Search the records below for the word "name". Pull out each line that has it.

___

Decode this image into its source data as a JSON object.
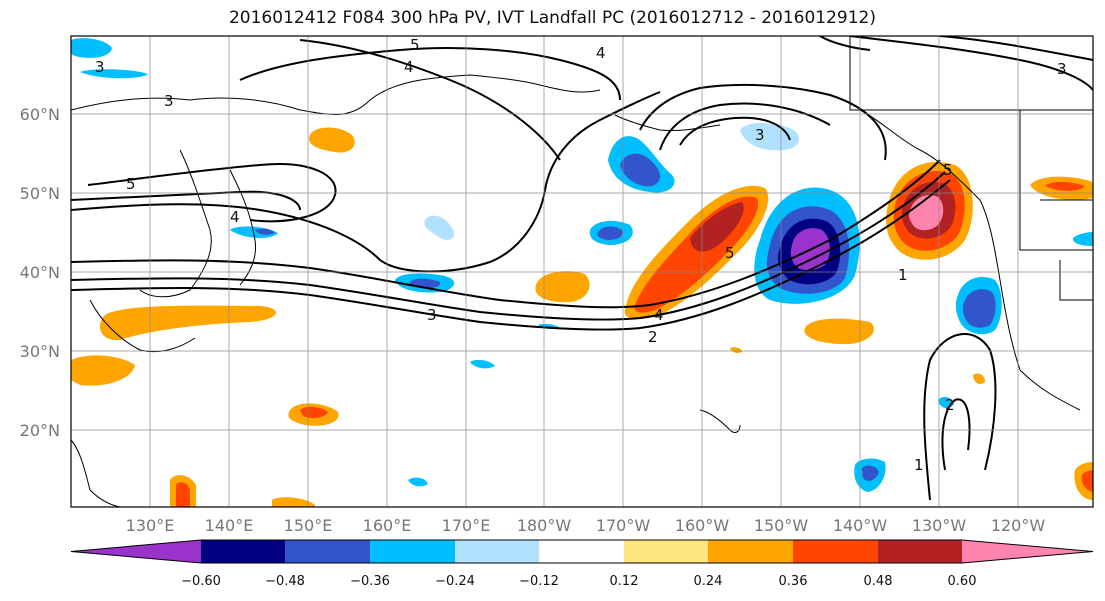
{
  "title": "2016012412 F084 300 hPa PV, IVT Landfall PC (2016012712 - 2016012912)",
  "lat_labels": [
    "60°N",
    "50°N",
    "40°N",
    "30°N",
    "20°N"
  ],
  "lon_labels": [
    "130°E",
    "140°E",
    "150°E",
    "160°E",
    "170°E",
    "180°W",
    "170°W",
    "160°W",
    "150°W",
    "140°W",
    "130°W",
    "120°W"
  ],
  "colorbar": {
    "ticks": [
      "−0.60",
      "−0.48",
      "−0.36",
      "−0.24",
      "−0.12",
      "0.12",
      "0.24",
      "0.36",
      "0.48",
      "0.60"
    ],
    "colors": [
      "#9933cc",
      "#000080",
      "#3355cc",
      "#00bfff",
      "#b0e2ff",
      "#ffffff",
      "#ffe680",
      "#ffa500",
      "#ff4500",
      "#b22222",
      "#ff85b0"
    ]
  },
  "contour_labels": [
    "5",
    "4",
    "3",
    "3",
    "2",
    "1",
    "1",
    "2",
    "3",
    "4",
    "5",
    "3",
    "4",
    "5",
    "3",
    "4",
    "5"
  ]
}
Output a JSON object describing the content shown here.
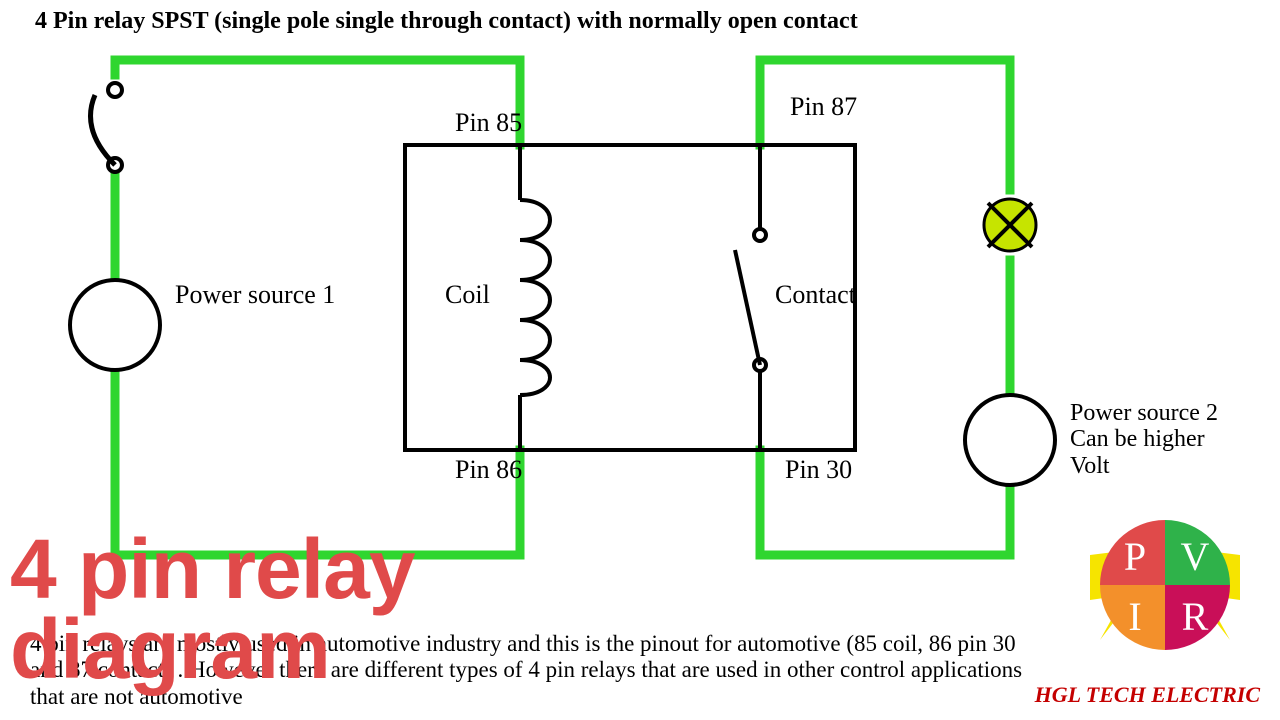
{
  "title": "4 Pin relay SPST (single pole single through contact) with normally open contact",
  "labels": {
    "pin85": "Pin  85",
    "pin86": "Pin  86",
    "pin87": "Pin  87",
    "pin30": "Pin  30",
    "coil": "Coil",
    "contact": "Contact",
    "power1": "Power source 1",
    "power2_line1": "Power source 2",
    "power2_line2": "Can be higher",
    "power2_line3": "Volt"
  },
  "overlay_title": "4 pin relay diagram",
  "brand": "HGL TECH ELECTRIC",
  "description": "4 pin relays are mostly used in automotive industry and this is the pinout for automotive (85 coil, 86 pin 30 and 87 contact) . However there are different types of 4 pin relays that are used in other control applications that are not automotive",
  "logo": {
    "letters": [
      "P",
      "V",
      "I",
      "R"
    ],
    "colors": [
      "#e04a4a",
      "#2fb24a",
      "#f3902b",
      "#c90f58"
    ],
    "bolt_color": "#f6e400"
  },
  "colors": {
    "wire": "#2fd62f",
    "outline": "#000000",
    "lamp": "#c6e400"
  },
  "stroke": {
    "wire_width": 9,
    "outline_width": 4,
    "relay_box_width": 4
  }
}
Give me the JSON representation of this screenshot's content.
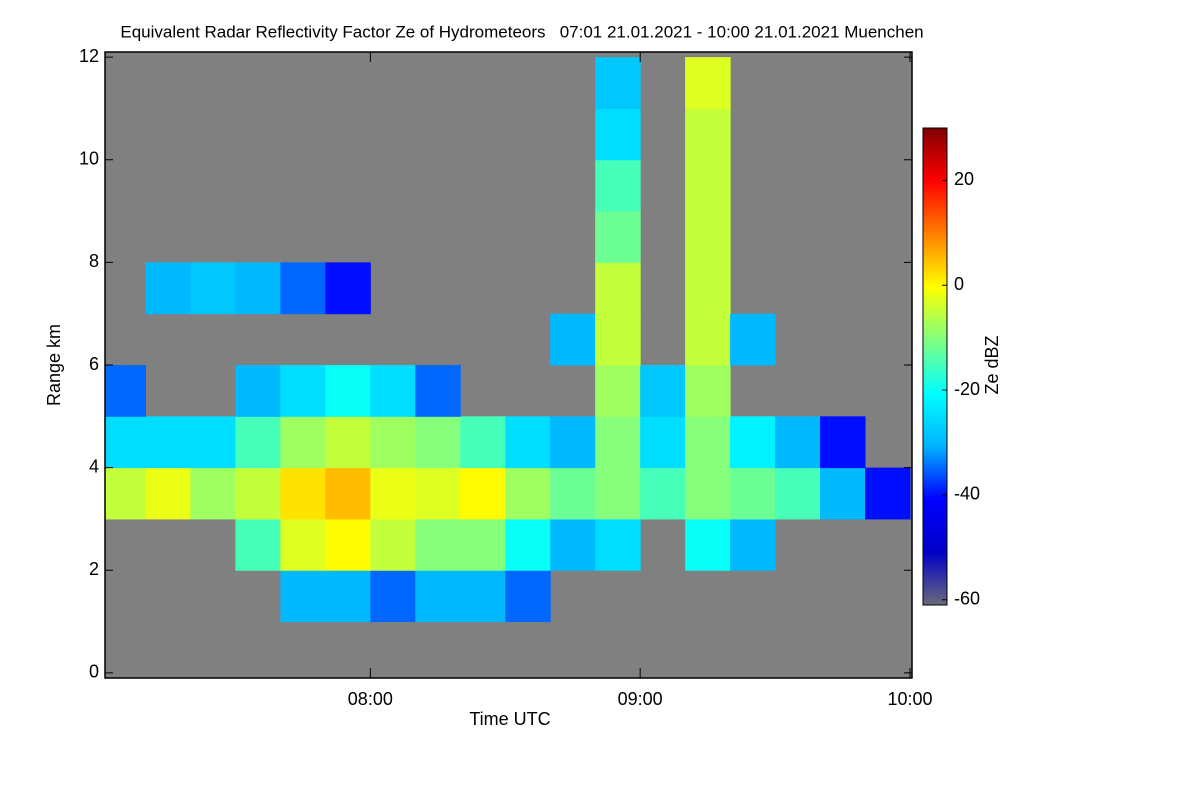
{
  "chart_data": {
    "type": "heatmap",
    "title": "Equivalent Radar Reflectivity Factor Ze of Hydrometeors   07:01 21.01.2021 - 10:00 21.01.2021 Muenchen",
    "x_label": "Time UTC",
    "y_label": "Range km",
    "colorbar_label": "Ze dBZ",
    "x": [
      "07:05",
      "07:15",
      "07:25",
      "07:35",
      "07:45",
      "07:55",
      "08:05",
      "08:15",
      "08:25",
      "08:35",
      "08:45",
      "08:55",
      "09:05",
      "09:15",
      "09:25",
      "09:35",
      "09:45",
      "09:55"
    ],
    "y": [
      0.5,
      1.5,
      2.5,
      3.5,
      4.5,
      5.5,
      6.5,
      7.5,
      8.5,
      9.5,
      10.5,
      11.5
    ],
    "z": [
      [
        null,
        null,
        null,
        null,
        null,
        null,
        null,
        null,
        null,
        null,
        null,
        null,
        null,
        null,
        null,
        null,
        null,
        null
      ],
      [
        null,
        null,
        null,
        null,
        -30,
        -30,
        -35,
        -30,
        -30,
        -35,
        null,
        null,
        null,
        null,
        null,
        null,
        null,
        null
      ],
      [
        null,
        null,
        null,
        -15,
        -3,
        0,
        -5,
        -10,
        -10,
        -20,
        -30,
        -25,
        null,
        -20,
        -30,
        null,
        null,
        null
      ],
      [
        -5,
        -2,
        -8,
        -5,
        2,
        5,
        -2,
        -3,
        0,
        -8,
        -12,
        -10,
        -15,
        -10,
        -12,
        -15,
        -30,
        -40
      ],
      [
        -25,
        -25,
        -25,
        -15,
        -8,
        -5,
        -8,
        -10,
        -15,
        -25,
        -30,
        -10,
        -25,
        -10,
        -22,
        -30,
        -40,
        null
      ],
      [
        -35,
        null,
        null,
        -30,
        -25,
        -20,
        -25,
        -35,
        null,
        null,
        null,
        -8,
        -28,
        -8,
        null,
        null,
        null,
        null
      ],
      [
        null,
        null,
        null,
        null,
        null,
        null,
        null,
        null,
        null,
        null,
        -30,
        -5,
        null,
        -5,
        -30,
        null,
        null,
        null
      ],
      [
        null,
        -30,
        -28,
        -30,
        -35,
        -40,
        null,
        null,
        null,
        null,
        null,
        -5,
        null,
        -5,
        null,
        null,
        null,
        null
      ],
      [
        null,
        null,
        null,
        null,
        null,
        null,
        null,
        null,
        null,
        null,
        null,
        -12,
        null,
        -5,
        null,
        null,
        null,
        null
      ],
      [
        null,
        null,
        null,
        null,
        null,
        null,
        null,
        null,
        null,
        null,
        null,
        -15,
        null,
        -5,
        null,
        null,
        null,
        null
      ],
      [
        null,
        null,
        null,
        null,
        null,
        null,
        null,
        null,
        null,
        null,
        null,
        -25,
        null,
        -5,
        null,
        null,
        null,
        null
      ],
      [
        null,
        null,
        null,
        null,
        null,
        null,
        null,
        null,
        null,
        null,
        null,
        -28,
        null,
        -3,
        null,
        null,
        null,
        null
      ]
    ],
    "xlim": [
      "07:01",
      "10:00"
    ],
    "xticks": [
      "08:00",
      "09:00",
      "10:00"
    ],
    "ylim": [
      -0.1,
      12.1
    ],
    "yticks": [
      0,
      2,
      4,
      6,
      8,
      10,
      12
    ],
    "zlim": [
      -61,
      30
    ],
    "zticks": [
      -60,
      -40,
      -20,
      0,
      20
    ],
    "background": "#808080",
    "colormap": [
      "#6a6a7a",
      "#0000c8",
      "#0000ff",
      "#00b4ff",
      "#00ffff",
      "#80ff80",
      "#ffff00",
      "#ff8000",
      "#ff0000",
      "#800000"
    ]
  }
}
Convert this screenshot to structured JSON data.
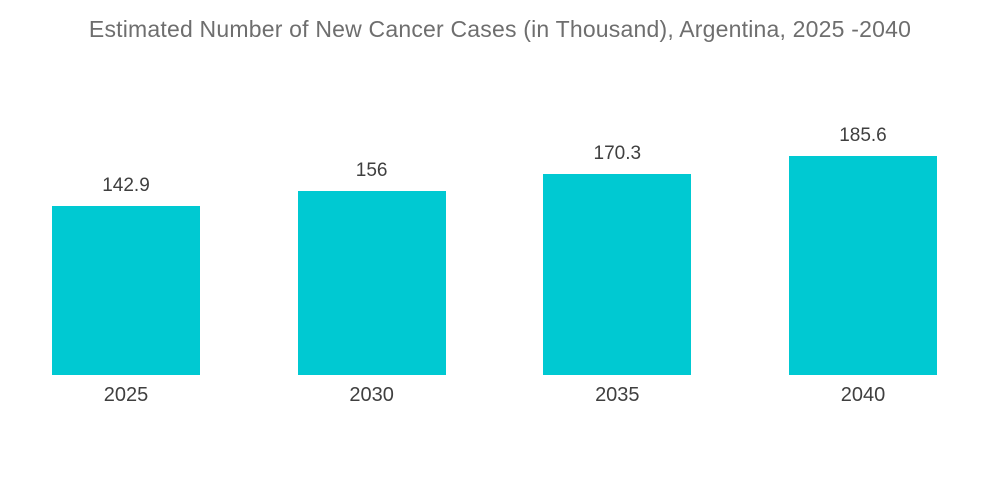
{
  "chart_data": {
    "type": "bar",
    "title": "Estimated Number of New Cancer Cases (in Thousand), Argentina, 2025 -2040",
    "categories": [
      "2025",
      "2030",
      "2035",
      "2040"
    ],
    "values": [
      142.9,
      156,
      170.3,
      185.6
    ],
    "value_labels": [
      "142.9",
      "156",
      "170.3",
      "185.6"
    ],
    "xlabel": "",
    "ylabel": "",
    "ylim": [
      0,
      220
    ],
    "grid": false,
    "legend": "none",
    "axes_visible": false,
    "bar_color": "#00C9D2",
    "value_label_color": "#3F3F3F",
    "category_label_color": "#3F3F3F",
    "title_color": "#6E6E6E",
    "background_color": "#FFFFFF"
  }
}
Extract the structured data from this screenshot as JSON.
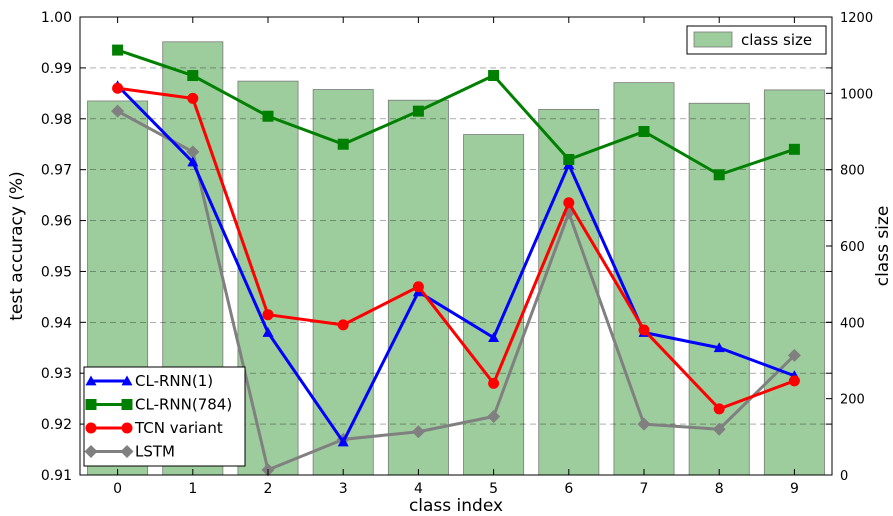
{
  "chart_data": {
    "type": "bar+line",
    "xlabel": "class index",
    "ylabel_left": "test accuracy (%)",
    "ylabel_right": "class size",
    "x": [
      0,
      1,
      2,
      3,
      4,
      5,
      6,
      7,
      8,
      9
    ],
    "x_ticks": [
      "0",
      "1",
      "2",
      "3",
      "4",
      "5",
      "6",
      "7",
      "8",
      "9"
    ],
    "ylim_left": [
      0.91,
      1.0
    ],
    "yticks_left": [
      "0.91",
      "0.92",
      "0.93",
      "0.94",
      "0.95",
      "0.96",
      "0.97",
      "0.98",
      "0.99",
      "1.00"
    ],
    "ylim_right": [
      0,
      1200
    ],
    "yticks_right": [
      "0",
      "200",
      "400",
      "600",
      "800",
      "1000",
      "1200"
    ],
    "bars": {
      "name": "class size",
      "color": "#9dcc9d",
      "values": [
        980,
        1135,
        1032,
        1010,
        982,
        892,
        958,
        1028,
        974,
        1009
      ]
    },
    "series": [
      {
        "name": "CL-RNN(1)",
        "color": "#0000ff",
        "marker": "triangle",
        "values": [
          0.9865,
          0.9715,
          0.938,
          0.9165,
          0.946,
          0.937,
          0.971,
          0.938,
          0.935,
          0.9295
        ]
      },
      {
        "name": "CL-RNN(784)",
        "color": "#008000",
        "marker": "square",
        "values": [
          0.9935,
          0.9885,
          0.9805,
          0.975,
          0.9815,
          0.9885,
          0.972,
          0.9775,
          0.969,
          0.974
        ]
      },
      {
        "name": "TCN variant",
        "color": "#ff0000",
        "marker": "circle",
        "values": [
          0.986,
          0.984,
          0.9415,
          0.9395,
          0.947,
          0.928,
          0.9635,
          0.9385,
          0.923,
          0.9285
        ]
      },
      {
        "name": "LSTM",
        "color": "#808080",
        "marker": "diamond",
        "values": [
          0.9815,
          0.9735,
          0.911,
          0.917,
          0.9185,
          0.9215,
          0.9615,
          0.92,
          0.919,
          0.9335
        ]
      }
    ],
    "grid": "horizontal dashed",
    "legend_lines_position": "bottom-left",
    "legend_bars_position": "top-right"
  }
}
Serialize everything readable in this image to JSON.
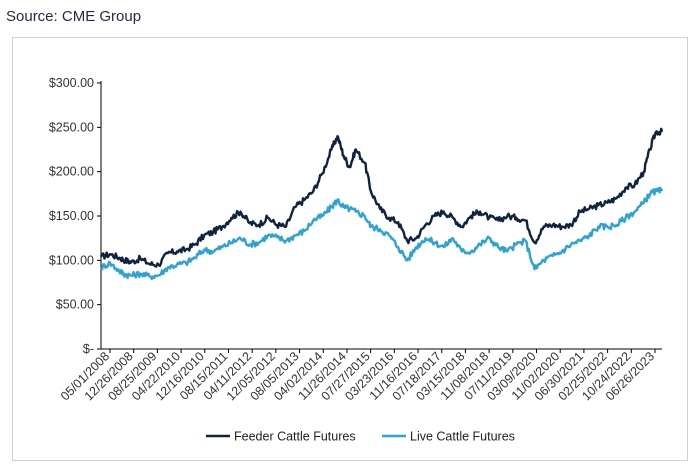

___

> **TASK OUTPUT**:
      "name": "class size",
        "name": "CL-RNN(1)",
        "name": "CL-RNN(784)",
        "name": "TCN variant",
        "name": "LSTM",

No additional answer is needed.